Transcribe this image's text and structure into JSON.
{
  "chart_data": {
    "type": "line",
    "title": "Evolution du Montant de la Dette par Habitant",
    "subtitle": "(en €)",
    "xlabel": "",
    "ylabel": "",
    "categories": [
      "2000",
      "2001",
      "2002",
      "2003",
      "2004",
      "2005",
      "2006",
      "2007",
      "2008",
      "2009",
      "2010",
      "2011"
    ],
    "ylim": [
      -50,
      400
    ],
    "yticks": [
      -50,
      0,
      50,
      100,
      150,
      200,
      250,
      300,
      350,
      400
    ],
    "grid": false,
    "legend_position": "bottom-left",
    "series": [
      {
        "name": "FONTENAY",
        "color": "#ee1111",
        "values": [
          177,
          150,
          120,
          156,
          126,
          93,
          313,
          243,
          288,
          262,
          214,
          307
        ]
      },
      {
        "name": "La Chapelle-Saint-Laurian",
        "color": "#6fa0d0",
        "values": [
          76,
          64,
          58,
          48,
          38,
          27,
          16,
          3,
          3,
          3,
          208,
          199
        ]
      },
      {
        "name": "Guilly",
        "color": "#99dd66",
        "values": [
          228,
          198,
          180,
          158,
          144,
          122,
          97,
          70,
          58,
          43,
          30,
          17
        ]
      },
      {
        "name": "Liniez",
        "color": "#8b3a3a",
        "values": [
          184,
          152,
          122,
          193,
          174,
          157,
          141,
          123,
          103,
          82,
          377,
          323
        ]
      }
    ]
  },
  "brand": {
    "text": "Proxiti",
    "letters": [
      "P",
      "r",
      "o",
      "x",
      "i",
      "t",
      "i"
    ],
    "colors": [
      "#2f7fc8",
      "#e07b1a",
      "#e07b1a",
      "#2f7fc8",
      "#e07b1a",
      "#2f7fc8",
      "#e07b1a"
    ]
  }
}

+ + + + +

> [TASK PROMPT] Take every line that includes the string "name" and copy it.

> [EXPECTED OUTPUT]
        "name": "FONTENAY",
        "name": "La Chapelle-Saint-Laurian",
        "name": "Guilly",
        "name": "Liniez",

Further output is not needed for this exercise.